Chart and figure data:
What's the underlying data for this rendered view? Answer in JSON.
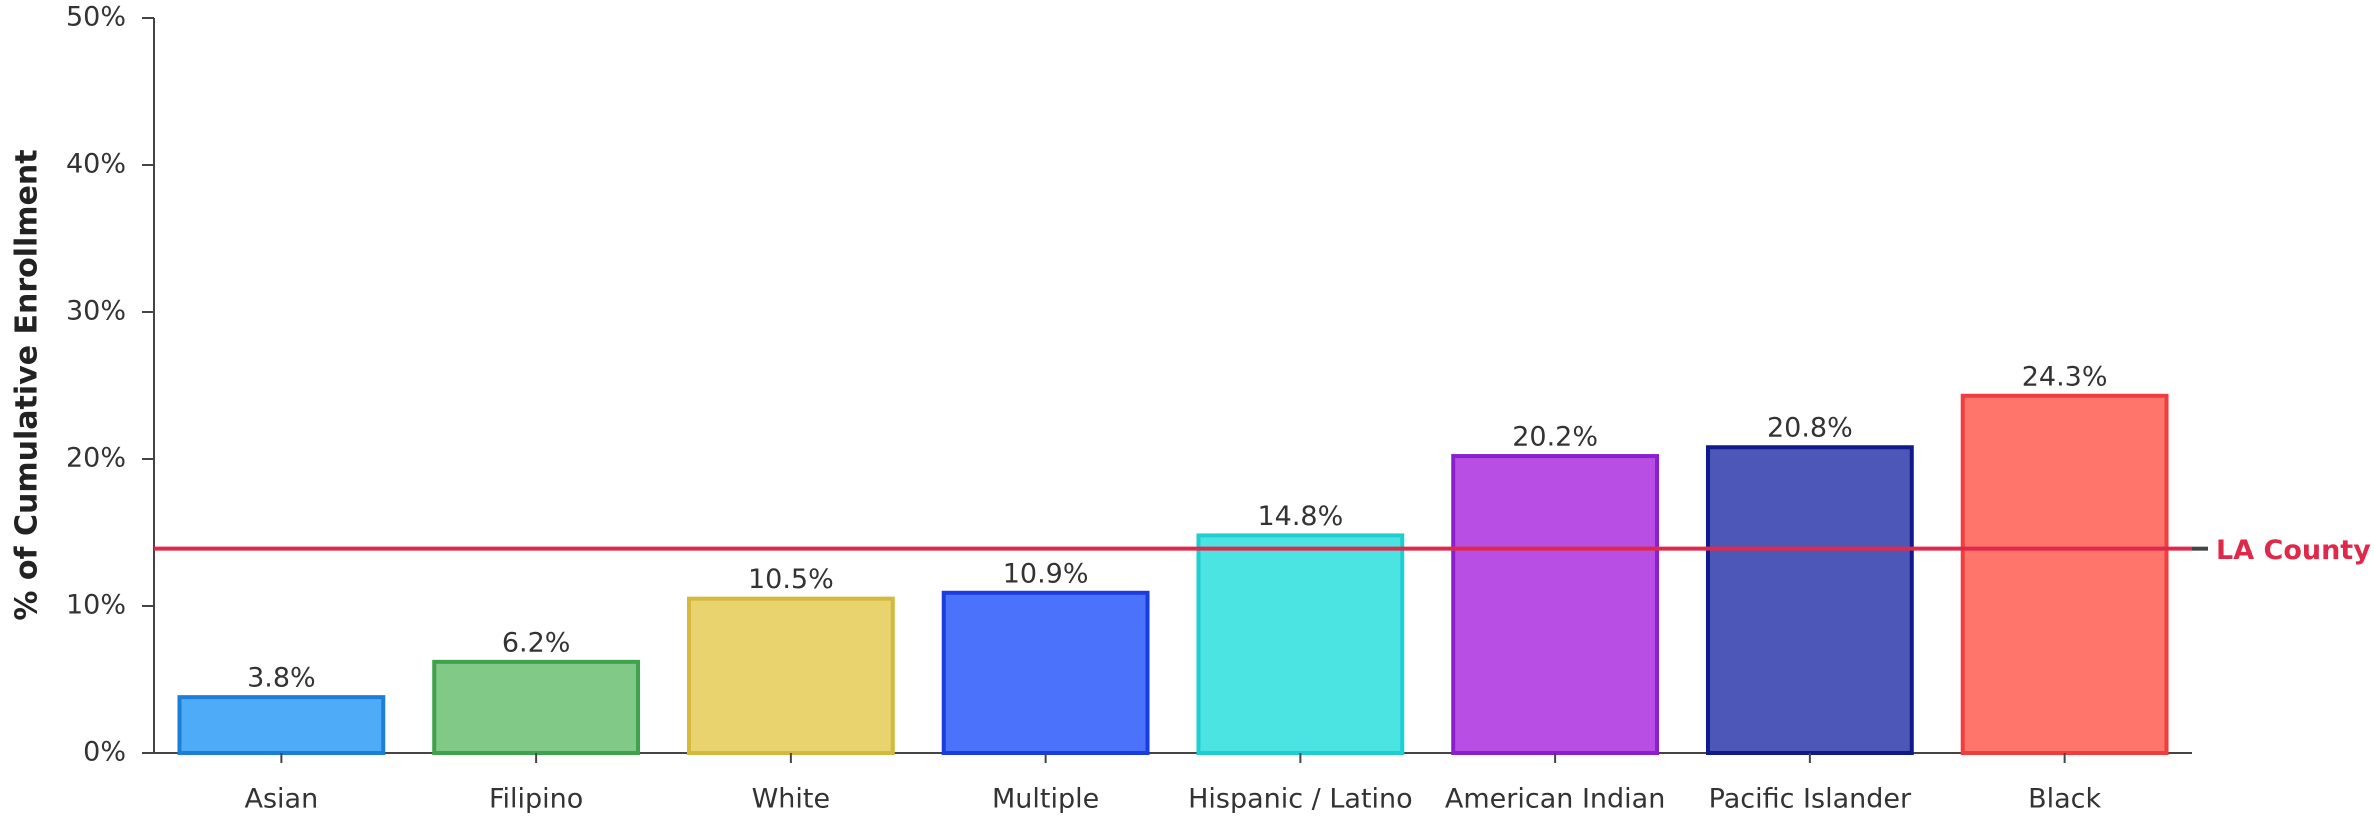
{
  "chart_data": {
    "type": "bar",
    "y_axis_label": "% of Cumulative Enrollment",
    "categories": [
      "Asian",
      "Filipino",
      "White",
      "Multiple",
      "Hispanic / Latino",
      "American Indian",
      "Pacific Islander",
      "Black"
    ],
    "values": [
      3.8,
      6.2,
      10.5,
      10.9,
      14.8,
      20.2,
      20.8,
      24.3
    ],
    "value_labels": [
      "3.8%",
      "6.2%",
      "10.5%",
      "10.9%",
      "14.8%",
      "20.2%",
      "20.8%",
      "24.3%"
    ],
    "colors": [
      "#4dabf7",
      "#80c987",
      "#e8d36f",
      "#4b72fa",
      "#4ce3e3",
      "#b84ee3",
      "#4c57b8",
      "#ff756b"
    ],
    "edge_colors": [
      "#1c7ed6",
      "#3fa34d",
      "#d4b93c",
      "#1a3de0",
      "#1fcfcf",
      "#8a1fcf",
      "#101a8a",
      "#f03e3e"
    ],
    "ylim": [
      0,
      50
    ],
    "yticks": [
      {
        "value": 0,
        "label": "0%"
      },
      {
        "value": 10,
        "label": "10%"
      },
      {
        "value": 20,
        "label": "20%"
      },
      {
        "value": 30,
        "label": "30%"
      },
      {
        "value": 40,
        "label": "40%"
      },
      {
        "value": 50,
        "label": "50%"
      }
    ],
    "reference_line": {
      "value": 13.9,
      "label": "LA County",
      "color": "#e0284a"
    }
  }
}
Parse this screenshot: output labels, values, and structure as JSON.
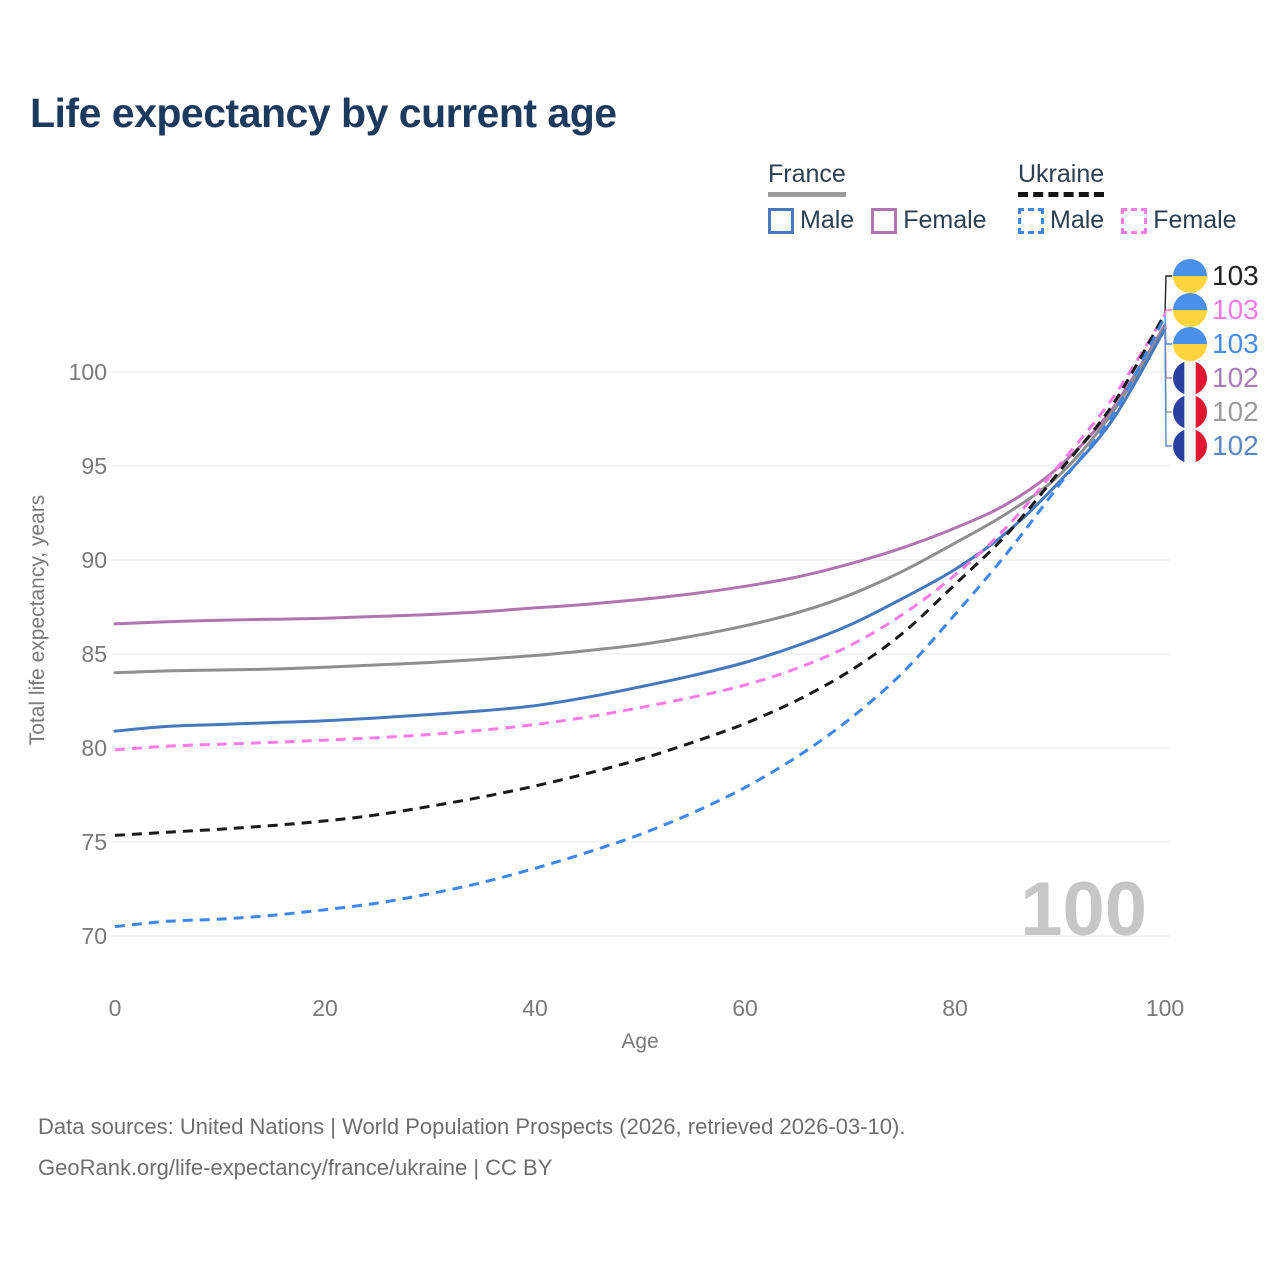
{
  "title": "Life expectancy by current age",
  "legend": {
    "groups": [
      {
        "name": "France",
        "underline": "solid",
        "underline_color": "#9a9a9a",
        "items": [
          {
            "label": "Male",
            "color": "#4678BE",
            "box": "solid"
          },
          {
            "label": "Female",
            "color": "#B074AE",
            "box": "solid"
          }
        ]
      },
      {
        "name": "Ukraine",
        "underline": "dashed",
        "underline_color": "#141414",
        "items": [
          {
            "label": "Male",
            "color": "#3E87F0",
            "box": "dashed"
          },
          {
            "label": "Female",
            "color": "#FF7BE5",
            "box": "dashed"
          }
        ]
      }
    ]
  },
  "watermark": "100",
  "footer": {
    "line1": "Data sources: United Nations | World Population Prospects (2026, retrieved 2026-03-10).",
    "line2": "GeoRank.org/life-expectancy/france/ukraine | CC BY"
  },
  "flags": {
    "ukraine": {
      "top": "#4a90e8",
      "bottom": "#ffd43d"
    },
    "france": {
      "left": "#2a3f9f",
      "mid": "#f4f4f4",
      "right": "#e11731"
    }
  },
  "chart_data": {
    "type": "line",
    "title": "Life expectancy by current age",
    "xlabel": "Age",
    "ylabel": "Total life expectancy, years",
    "xlim": [
      0,
      100
    ],
    "ylim": [
      68.5,
      104.5
    ],
    "xticks": [
      0,
      20,
      40,
      60,
      80,
      100
    ],
    "yticks": [
      70,
      75,
      80,
      85,
      90,
      95,
      100
    ],
    "grid": "horizontal",
    "legend_position": "top-right",
    "x": [
      0,
      5,
      10,
      15,
      20,
      25,
      30,
      35,
      40,
      45,
      50,
      55,
      60,
      65,
      70,
      75,
      80,
      85,
      90,
      95,
      100
    ],
    "series": [
      {
        "name": "France Female",
        "country": "France",
        "sex": "Female",
        "color": "#B074AE",
        "dash": "solid",
        "values": [
          86.6,
          86.72,
          86.8,
          86.85,
          86.9,
          87.0,
          87.1,
          87.25,
          87.45,
          87.65,
          87.9,
          88.2,
          88.6,
          89.1,
          89.8,
          90.65,
          91.7,
          93.0,
          95.0,
          98.05,
          102.5
        ],
        "end_label": "102",
        "end_label_color": "#A87EB8",
        "flag": "france"
      },
      {
        "name": "France Both sexes",
        "country": "France",
        "sex": "Both",
        "color": "#8F8F8F",
        "dash": "solid",
        "values": [
          84.0,
          84.1,
          84.15,
          84.2,
          84.3,
          84.42,
          84.55,
          84.72,
          84.92,
          85.18,
          85.5,
          85.95,
          86.5,
          87.2,
          88.15,
          89.4,
          90.9,
          92.5,
          94.55,
          97.85,
          102.4
        ],
        "end_label": "102",
        "end_label_color": "#9C9C9C",
        "flag": "france"
      },
      {
        "name": "France Male",
        "country": "France",
        "sex": "Male",
        "color": "#4678BE",
        "dash": "solid",
        "values": [
          80.9,
          81.15,
          81.25,
          81.35,
          81.45,
          81.6,
          81.78,
          81.98,
          82.25,
          82.7,
          83.25,
          83.85,
          84.55,
          85.45,
          86.55,
          87.95,
          89.5,
          91.5,
          94.2,
          97.45,
          102.3
        ],
        "end_label": "102",
        "end_label_color": "#5E87C8",
        "flag": "france"
      },
      {
        "name": "Ukraine Female",
        "country": "Ukraine",
        "sex": "Female",
        "color": "#FF7BE5",
        "dash": "dashed",
        "values": [
          79.9,
          80.1,
          80.2,
          80.3,
          80.42,
          80.55,
          80.72,
          80.95,
          81.25,
          81.65,
          82.15,
          82.7,
          83.35,
          84.25,
          85.45,
          87.1,
          89.2,
          91.8,
          95.1,
          98.6,
          103.05
        ],
        "end_label": "103",
        "end_label_color": "#FF7BE5",
        "flag": "ukraine"
      },
      {
        "name": "Ukraine Both sexes",
        "country": "Ukraine",
        "sex": "Both",
        "color": "#1A1A1A",
        "dash": "dashed",
        "values": [
          75.35,
          75.52,
          75.68,
          75.88,
          76.12,
          76.45,
          76.9,
          77.4,
          77.98,
          78.65,
          79.4,
          80.3,
          81.3,
          82.55,
          84.1,
          86.1,
          88.7,
          91.4,
          94.75,
          98.25,
          103.1
        ],
        "end_label": "103",
        "end_label_color": "#222222",
        "flag": "ukraine"
      },
      {
        "name": "Ukraine Male",
        "country": "Ukraine",
        "sex": "Male",
        "color": "#3E87F0",
        "dash": "dashed",
        "values": [
          70.5,
          70.78,
          70.9,
          71.1,
          71.4,
          71.75,
          72.25,
          72.85,
          73.6,
          74.45,
          75.4,
          76.55,
          77.9,
          79.55,
          81.55,
          84.0,
          87.1,
          90.4,
          94.05,
          97.7,
          102.95
        ],
        "end_label": "103",
        "end_label_color": "#4A8CF5",
        "flag": "ukraine"
      }
    ]
  }
}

### Task to carry out
Extract all the entries word for word; omit any pictures.

### Exercise response
What's the underlying data for this rendered view? Answer in JSON.
{
  "chart_data": {
    "type": "bar",
    "y_axis_label": "% of Cumulative Enrollment",
    "categories": [
      "Asian",
      "Filipino",
      "White",
      "Multiple",
      "Hispanic / Latino",
      "American Indian",
      "Pacific Islander",
      "Black"
    ],
    "values": [
      3.8,
      6.2,
      10.5,
      10.9,
      14.8,
      20.2,
      20.8,
      24.3
    ],
    "value_labels": [
      "3.8%",
      "6.2%",
      "10.5%",
      "10.9%",
      "14.8%",
      "20.2%",
      "20.8%",
      "24.3%"
    ],
    "colors": [
      "#4dabf7",
      "#80c987",
      "#e8d36f",
      "#4b72fa",
      "#4ce3e3",
      "#b84ee3",
      "#4c57b8",
      "#ff756b"
    ],
    "edge_colors": [
      "#1c7ed6",
      "#3fa34d",
      "#d4b93c",
      "#1a3de0",
      "#1fcfcf",
      "#8a1fcf",
      "#101a8a",
      "#f03e3e"
    ],
    "ylim": [
      0,
      50
    ],
    "yticks": [
      {
        "value": 0,
        "label": "0%"
      },
      {
        "value": 10,
        "label": "10%"
      },
      {
        "value": 20,
        "label": "20%"
      },
      {
        "value": 30,
        "label": "30%"
      },
      {
        "value": 40,
        "label": "40%"
      },
      {
        "value": 50,
        "label": "50%"
      }
    ],
    "reference_line": {
      "value": 13.9,
      "label": "LA County",
      "color": "#e0284a"
    }
  }
}
Parse this screenshot: output labels, values, and structure as JSON.
{
  "title": "Life expectancy by current age",
  "legend": {
    "groups": [
      {
        "name": "France",
        "underline": "solid",
        "underline_color": "#9a9a9a",
        "items": [
          {
            "label": "Male",
            "color": "#4678BE",
            "box": "solid"
          },
          {
            "label": "Female",
            "color": "#B074AE",
            "box": "solid"
          }
        ]
      },
      {
        "name": "Ukraine",
        "underline": "dashed",
        "underline_color": "#141414",
        "items": [
          {
            "label": "Male",
            "color": "#3E87F0",
            "box": "dashed"
          },
          {
            "label": "Female",
            "color": "#FF7BE5",
            "box": "dashed"
          }
        ]
      }
    ]
  },
  "watermark": "100",
  "footer": {
    "line1": "Data sources: United Nations | World Population Prospects (2026, retrieved 2026-03-10).",
    "line2": "GeoRank.org/life-expectancy/france/ukraine | CC BY"
  },
  "flags": {
    "ukraine": {
      "top": "#4a90e8",
      "bottom": "#ffd43d"
    },
    "france": {
      "left": "#2a3f9f",
      "mid": "#f4f4f4",
      "right": "#e11731"
    }
  },
  "chart_data": {
    "type": "line",
    "title": "Life expectancy by current age",
    "xlabel": "Age",
    "ylabel": "Total life expectancy, years",
    "xlim": [
      0,
      100
    ],
    "ylim": [
      68.5,
      104.5
    ],
    "xticks": [
      0,
      20,
      40,
      60,
      80,
      100
    ],
    "yticks": [
      70,
      75,
      80,
      85,
      90,
      95,
      100
    ],
    "grid": "horizontal",
    "legend_position": "top-right",
    "x": [
      0,
      5,
      10,
      15,
      20,
      25,
      30,
      35,
      40,
      45,
      50,
      55,
      60,
      65,
      70,
      75,
      80,
      85,
      90,
      95,
      100
    ],
    "series": [
      {
        "name": "France Female",
        "country": "France",
        "sex": "Female",
        "color": "#B074AE",
        "dash": "solid",
        "values": [
          86.6,
          86.72,
          86.8,
          86.85,
          86.9,
          87.0,
          87.1,
          87.25,
          87.45,
          87.65,
          87.9,
          88.2,
          88.6,
          89.1,
          89.8,
          90.65,
          91.7,
          93.0,
          95.0,
          98.05,
          102.5
        ],
        "end_label": "102",
        "end_label_color": "#A87EB8",
        "flag": "france"
      },
      {
        "name": "France Both sexes",
        "country": "France",
        "sex": "Both",
        "color": "#8F8F8F",
        "dash": "solid",
        "values": [
          84.0,
          84.1,
          84.15,
          84.2,
          84.3,
          84.42,
          84.55,
          84.72,
          84.92,
          85.18,
          85.5,
          85.95,
          86.5,
          87.2,
          88.15,
          89.4,
          90.9,
          92.5,
          94.55,
          97.85,
          102.4
        ],
        "end_label": "102",
        "end_label_color": "#9C9C9C",
        "flag": "france"
      },
      {
        "name": "France Male",
        "country": "France",
        "sex": "Male",
        "color": "#4678BE",
        "dash": "solid",
        "values": [
          80.9,
          81.15,
          81.25,
          81.35,
          81.45,
          81.6,
          81.78,
          81.98,
          82.25,
          82.7,
          83.25,
          83.85,
          84.55,
          85.45,
          86.55,
          87.95,
          89.5,
          91.5,
          94.2,
          97.45,
          102.3
        ],
        "end_label": "102",
        "end_label_color": "#5E87C8",
        "flag": "france"
      },
      {
        "name": "Ukraine Female",
        "country": "Ukraine",
        "sex": "Female",
        "color": "#FF7BE5",
        "dash": "dashed",
        "values": [
          79.9,
          80.1,
          80.2,
          80.3,
          80.42,
          80.55,
          80.72,
          80.95,
          81.25,
          81.65,
          82.15,
          82.7,
          83.35,
          84.25,
          85.45,
          87.1,
          89.2,
          91.8,
          95.1,
          98.6,
          103.05
        ],
        "end_label": "103",
        "end_label_color": "#FF7BE5",
        "flag": "ukraine"
      },
      {
        "name": "Ukraine Both sexes",
        "country": "Ukraine",
        "sex": "Both",
        "color": "#1A1A1A",
        "dash": "dashed",
        "values": [
          75.35,
          75.52,
          75.68,
          75.88,
          76.12,
          76.45,
          76.9,
          77.4,
          77.98,
          78.65,
          79.4,
          80.3,
          81.3,
          82.55,
          84.1,
          86.1,
          88.7,
          91.4,
          94.75,
          98.25,
          103.1
        ],
        "end_label": "103",
        "end_label_color": "#222222",
        "flag": "ukraine"
      },
      {
        "name": "Ukraine Male",
        "country": "Ukraine",
        "sex": "Male",
        "color": "#3E87F0",
        "dash": "dashed",
        "values": [
          70.5,
          70.78,
          70.9,
          71.1,
          71.4,
          71.75,
          72.25,
          72.85,
          73.6,
          74.45,
          75.4,
          76.55,
          77.9,
          79.55,
          81.55,
          84.0,
          87.1,
          90.4,
          94.05,
          97.7,
          102.95
        ],
        "end_label": "103",
        "end_label_color": "#4A8CF5",
        "flag": "ukraine"
      }
    ]
  }
}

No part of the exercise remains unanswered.